| Aim |
In the entries below, find every line holding the string "color" and collect it.

| Records supplied |
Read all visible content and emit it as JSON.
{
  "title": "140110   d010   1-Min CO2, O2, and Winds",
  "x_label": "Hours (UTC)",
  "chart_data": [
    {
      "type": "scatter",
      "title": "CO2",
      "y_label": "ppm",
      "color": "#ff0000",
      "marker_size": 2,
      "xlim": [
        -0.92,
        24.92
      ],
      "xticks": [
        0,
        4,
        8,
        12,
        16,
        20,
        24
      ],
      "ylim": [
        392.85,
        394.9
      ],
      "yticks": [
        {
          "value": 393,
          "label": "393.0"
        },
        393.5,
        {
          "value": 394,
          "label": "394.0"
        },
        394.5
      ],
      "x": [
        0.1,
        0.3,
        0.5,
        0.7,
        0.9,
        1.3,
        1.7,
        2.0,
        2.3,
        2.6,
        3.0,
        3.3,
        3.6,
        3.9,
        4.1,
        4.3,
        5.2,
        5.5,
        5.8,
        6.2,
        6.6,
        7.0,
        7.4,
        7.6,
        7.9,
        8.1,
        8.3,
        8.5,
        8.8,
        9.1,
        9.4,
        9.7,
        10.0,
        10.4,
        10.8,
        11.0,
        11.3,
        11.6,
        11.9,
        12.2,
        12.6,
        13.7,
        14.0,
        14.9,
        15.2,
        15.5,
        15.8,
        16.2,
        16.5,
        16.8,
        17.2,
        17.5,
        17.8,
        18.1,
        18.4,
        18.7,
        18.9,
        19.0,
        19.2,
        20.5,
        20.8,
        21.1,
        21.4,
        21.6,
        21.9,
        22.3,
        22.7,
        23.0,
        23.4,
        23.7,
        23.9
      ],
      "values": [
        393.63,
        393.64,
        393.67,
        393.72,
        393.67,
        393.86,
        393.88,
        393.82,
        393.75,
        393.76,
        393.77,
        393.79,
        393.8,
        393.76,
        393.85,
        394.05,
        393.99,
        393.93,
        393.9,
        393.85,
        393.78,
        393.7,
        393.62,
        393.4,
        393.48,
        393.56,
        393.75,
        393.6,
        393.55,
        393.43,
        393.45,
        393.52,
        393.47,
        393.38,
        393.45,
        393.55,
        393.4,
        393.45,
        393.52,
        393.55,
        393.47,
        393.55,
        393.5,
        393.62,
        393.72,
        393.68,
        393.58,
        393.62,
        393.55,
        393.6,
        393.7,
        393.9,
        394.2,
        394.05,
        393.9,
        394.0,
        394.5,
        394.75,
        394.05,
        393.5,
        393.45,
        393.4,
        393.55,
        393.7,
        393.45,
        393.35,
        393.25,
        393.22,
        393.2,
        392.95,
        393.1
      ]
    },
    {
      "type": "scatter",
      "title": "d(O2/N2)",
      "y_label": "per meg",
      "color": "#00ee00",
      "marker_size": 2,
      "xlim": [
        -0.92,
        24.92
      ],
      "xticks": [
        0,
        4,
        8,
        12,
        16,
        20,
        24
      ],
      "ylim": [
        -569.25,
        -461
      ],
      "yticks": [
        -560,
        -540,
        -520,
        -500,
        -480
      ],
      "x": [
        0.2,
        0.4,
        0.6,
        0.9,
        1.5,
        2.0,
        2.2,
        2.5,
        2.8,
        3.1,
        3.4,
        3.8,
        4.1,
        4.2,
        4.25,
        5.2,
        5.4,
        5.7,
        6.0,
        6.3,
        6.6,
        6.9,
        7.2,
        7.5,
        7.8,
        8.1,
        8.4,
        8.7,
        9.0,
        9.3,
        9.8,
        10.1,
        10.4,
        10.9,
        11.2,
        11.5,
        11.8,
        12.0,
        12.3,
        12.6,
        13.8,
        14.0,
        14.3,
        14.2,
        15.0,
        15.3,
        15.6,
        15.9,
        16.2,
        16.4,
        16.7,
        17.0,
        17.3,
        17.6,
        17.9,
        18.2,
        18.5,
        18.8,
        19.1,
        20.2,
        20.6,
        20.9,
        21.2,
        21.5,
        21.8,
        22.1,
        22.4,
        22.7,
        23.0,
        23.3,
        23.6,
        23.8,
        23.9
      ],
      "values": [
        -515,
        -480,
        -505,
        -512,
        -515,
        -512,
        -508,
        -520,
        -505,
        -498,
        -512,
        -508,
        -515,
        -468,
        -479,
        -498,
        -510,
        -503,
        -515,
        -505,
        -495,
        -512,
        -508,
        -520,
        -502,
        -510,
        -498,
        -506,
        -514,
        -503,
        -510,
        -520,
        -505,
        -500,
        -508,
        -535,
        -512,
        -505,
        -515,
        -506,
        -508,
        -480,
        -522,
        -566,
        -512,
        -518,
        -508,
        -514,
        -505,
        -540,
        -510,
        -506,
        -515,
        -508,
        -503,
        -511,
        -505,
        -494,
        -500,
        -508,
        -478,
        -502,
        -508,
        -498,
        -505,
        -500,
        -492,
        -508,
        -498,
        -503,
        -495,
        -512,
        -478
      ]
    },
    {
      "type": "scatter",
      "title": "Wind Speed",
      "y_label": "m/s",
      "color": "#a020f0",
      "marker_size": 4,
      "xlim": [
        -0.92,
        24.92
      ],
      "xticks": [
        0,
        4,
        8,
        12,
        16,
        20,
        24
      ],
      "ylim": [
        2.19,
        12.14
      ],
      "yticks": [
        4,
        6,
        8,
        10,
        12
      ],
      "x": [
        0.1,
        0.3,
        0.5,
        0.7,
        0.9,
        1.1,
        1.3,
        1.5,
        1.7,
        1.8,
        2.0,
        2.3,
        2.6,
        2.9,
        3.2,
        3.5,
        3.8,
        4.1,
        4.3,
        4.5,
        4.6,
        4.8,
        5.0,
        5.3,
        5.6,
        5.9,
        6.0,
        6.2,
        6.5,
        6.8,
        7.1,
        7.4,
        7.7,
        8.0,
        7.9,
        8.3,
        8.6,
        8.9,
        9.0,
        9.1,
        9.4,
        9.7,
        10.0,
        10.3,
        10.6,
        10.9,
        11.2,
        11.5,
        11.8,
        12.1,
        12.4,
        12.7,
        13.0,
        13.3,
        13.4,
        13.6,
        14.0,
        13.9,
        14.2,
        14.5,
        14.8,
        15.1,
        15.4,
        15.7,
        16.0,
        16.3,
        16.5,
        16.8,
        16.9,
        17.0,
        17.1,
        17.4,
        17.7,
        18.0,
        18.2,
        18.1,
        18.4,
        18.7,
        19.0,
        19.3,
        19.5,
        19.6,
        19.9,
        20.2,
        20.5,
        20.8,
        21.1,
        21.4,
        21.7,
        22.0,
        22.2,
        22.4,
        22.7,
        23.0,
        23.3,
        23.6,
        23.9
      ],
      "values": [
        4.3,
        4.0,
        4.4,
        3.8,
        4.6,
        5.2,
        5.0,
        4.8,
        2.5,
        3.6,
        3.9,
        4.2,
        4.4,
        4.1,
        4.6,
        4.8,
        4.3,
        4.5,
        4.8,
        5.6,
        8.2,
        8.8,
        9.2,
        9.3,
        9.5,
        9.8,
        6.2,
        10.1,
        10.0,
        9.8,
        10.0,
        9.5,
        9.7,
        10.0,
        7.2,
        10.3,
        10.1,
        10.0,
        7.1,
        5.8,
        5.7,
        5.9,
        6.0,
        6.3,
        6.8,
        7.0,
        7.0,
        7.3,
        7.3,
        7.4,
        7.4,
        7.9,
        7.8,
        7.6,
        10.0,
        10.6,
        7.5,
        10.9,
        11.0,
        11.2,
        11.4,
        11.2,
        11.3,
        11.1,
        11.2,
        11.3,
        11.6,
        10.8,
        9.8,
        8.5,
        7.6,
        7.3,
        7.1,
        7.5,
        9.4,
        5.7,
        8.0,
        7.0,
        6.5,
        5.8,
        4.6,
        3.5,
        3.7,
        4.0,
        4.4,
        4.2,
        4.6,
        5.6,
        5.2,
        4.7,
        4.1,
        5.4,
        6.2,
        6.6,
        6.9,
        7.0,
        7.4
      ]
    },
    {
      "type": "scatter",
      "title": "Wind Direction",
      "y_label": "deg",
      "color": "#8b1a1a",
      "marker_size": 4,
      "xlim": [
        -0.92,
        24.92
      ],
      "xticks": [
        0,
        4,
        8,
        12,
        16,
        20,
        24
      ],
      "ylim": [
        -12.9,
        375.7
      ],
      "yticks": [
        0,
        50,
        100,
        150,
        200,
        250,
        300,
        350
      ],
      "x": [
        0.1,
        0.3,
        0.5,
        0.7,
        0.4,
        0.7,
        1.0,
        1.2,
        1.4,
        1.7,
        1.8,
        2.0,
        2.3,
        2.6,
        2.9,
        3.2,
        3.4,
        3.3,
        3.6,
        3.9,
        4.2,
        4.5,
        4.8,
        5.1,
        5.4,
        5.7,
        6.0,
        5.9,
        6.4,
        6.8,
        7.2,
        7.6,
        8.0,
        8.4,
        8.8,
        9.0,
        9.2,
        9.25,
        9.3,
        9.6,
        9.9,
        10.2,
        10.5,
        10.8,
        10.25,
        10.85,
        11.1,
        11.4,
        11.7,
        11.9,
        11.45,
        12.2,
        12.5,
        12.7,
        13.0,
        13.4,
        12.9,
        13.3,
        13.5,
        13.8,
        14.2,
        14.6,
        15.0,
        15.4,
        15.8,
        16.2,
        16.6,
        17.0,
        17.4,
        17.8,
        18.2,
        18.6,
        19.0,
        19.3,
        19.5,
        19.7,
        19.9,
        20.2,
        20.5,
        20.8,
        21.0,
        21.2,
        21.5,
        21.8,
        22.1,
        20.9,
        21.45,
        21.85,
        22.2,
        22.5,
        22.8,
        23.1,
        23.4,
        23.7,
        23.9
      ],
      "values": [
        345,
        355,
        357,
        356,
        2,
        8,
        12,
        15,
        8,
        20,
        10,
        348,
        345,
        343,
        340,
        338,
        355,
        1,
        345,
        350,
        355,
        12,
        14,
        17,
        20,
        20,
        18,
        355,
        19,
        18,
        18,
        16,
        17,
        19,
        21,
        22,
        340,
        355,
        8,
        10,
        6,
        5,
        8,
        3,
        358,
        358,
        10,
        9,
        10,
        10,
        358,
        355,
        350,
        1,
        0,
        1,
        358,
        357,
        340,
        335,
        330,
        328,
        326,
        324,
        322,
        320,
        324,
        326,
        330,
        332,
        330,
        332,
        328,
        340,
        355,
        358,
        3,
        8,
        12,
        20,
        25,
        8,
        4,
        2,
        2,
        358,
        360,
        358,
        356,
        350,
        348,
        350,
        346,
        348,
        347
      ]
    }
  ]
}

| Finished task |
      "color": "#ff0000",
      "color": "#00ee00",
      "color": "#a020f0",
      "color": "#8b1a1a",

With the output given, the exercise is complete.